* [YOUR TASK] Find the lines that hold "dřevu". Report only how many there are.

* [TASK DATA]
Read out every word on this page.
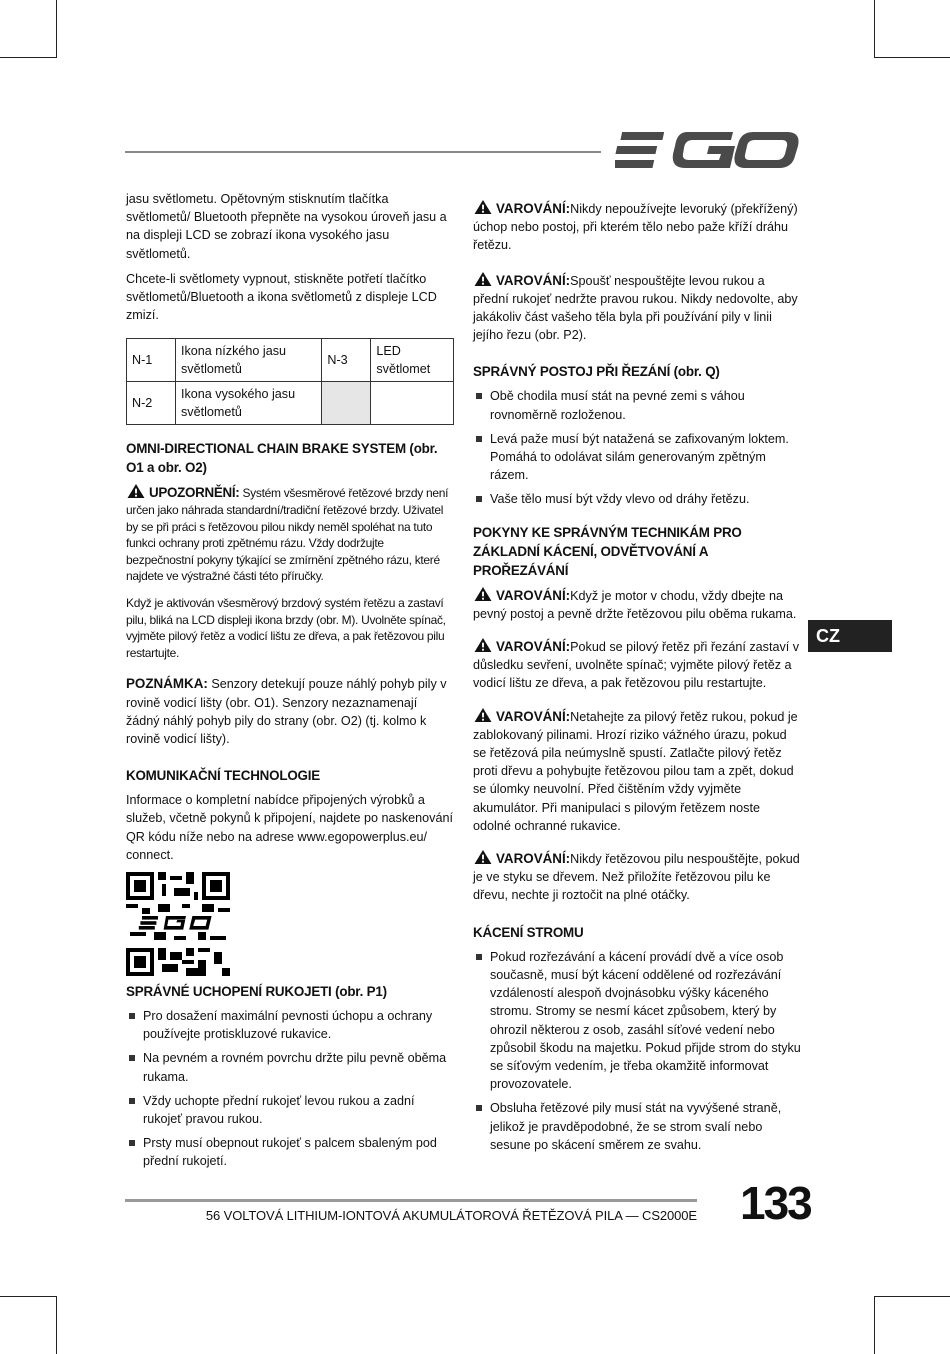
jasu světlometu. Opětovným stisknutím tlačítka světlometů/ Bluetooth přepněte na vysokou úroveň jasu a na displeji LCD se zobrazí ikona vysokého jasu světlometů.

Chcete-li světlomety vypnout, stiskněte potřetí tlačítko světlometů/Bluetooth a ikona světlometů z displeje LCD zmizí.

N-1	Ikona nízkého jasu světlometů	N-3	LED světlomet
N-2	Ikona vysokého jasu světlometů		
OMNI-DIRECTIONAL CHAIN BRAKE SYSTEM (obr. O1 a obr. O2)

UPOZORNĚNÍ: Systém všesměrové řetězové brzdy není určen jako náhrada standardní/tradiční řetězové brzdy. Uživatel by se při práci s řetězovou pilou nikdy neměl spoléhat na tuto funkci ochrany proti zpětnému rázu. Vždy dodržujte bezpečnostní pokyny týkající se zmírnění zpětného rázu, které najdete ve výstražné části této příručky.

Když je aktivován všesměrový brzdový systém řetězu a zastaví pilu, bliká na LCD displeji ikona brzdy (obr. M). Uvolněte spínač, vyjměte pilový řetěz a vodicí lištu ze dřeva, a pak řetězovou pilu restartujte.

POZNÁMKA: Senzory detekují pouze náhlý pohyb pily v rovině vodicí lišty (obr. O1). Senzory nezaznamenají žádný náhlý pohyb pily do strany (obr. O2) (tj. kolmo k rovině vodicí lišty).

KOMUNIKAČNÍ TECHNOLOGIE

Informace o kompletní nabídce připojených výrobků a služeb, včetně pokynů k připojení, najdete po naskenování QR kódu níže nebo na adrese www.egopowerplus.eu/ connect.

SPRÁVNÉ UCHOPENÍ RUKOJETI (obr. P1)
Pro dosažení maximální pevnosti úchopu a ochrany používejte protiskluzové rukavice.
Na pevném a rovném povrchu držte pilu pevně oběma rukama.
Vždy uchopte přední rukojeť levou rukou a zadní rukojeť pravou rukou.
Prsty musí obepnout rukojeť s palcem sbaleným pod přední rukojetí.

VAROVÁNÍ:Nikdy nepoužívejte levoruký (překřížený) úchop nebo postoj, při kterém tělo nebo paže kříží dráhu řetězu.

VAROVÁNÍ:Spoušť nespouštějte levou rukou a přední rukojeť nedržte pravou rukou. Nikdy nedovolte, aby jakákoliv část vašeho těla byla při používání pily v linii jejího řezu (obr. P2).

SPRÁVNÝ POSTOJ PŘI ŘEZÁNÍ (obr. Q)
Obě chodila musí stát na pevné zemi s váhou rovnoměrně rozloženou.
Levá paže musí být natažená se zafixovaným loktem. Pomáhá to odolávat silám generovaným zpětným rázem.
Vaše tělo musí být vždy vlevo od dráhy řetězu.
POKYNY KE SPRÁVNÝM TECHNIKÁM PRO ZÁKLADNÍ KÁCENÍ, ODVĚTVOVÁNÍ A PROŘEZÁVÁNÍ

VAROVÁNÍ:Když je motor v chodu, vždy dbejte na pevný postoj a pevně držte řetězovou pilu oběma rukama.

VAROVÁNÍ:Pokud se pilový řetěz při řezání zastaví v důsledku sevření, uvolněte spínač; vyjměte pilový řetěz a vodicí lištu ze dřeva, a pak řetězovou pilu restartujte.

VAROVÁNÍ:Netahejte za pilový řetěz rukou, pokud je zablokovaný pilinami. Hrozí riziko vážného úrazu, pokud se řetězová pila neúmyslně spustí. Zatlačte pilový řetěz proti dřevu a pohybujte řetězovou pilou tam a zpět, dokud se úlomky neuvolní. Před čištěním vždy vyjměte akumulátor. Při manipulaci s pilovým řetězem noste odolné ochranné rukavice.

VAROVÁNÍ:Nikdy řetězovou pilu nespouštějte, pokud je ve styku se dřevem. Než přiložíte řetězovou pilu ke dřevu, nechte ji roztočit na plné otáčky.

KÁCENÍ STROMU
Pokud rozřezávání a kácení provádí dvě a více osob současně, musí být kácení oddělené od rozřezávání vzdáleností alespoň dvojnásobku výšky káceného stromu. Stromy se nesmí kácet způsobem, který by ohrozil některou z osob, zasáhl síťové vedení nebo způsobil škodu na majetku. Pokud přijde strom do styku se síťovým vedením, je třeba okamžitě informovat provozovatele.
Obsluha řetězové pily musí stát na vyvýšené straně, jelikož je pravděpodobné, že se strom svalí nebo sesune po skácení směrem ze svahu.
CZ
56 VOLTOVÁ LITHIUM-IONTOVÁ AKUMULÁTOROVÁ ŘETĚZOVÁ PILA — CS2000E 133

* [SOLUTION FOR THIS EXERCISE] 2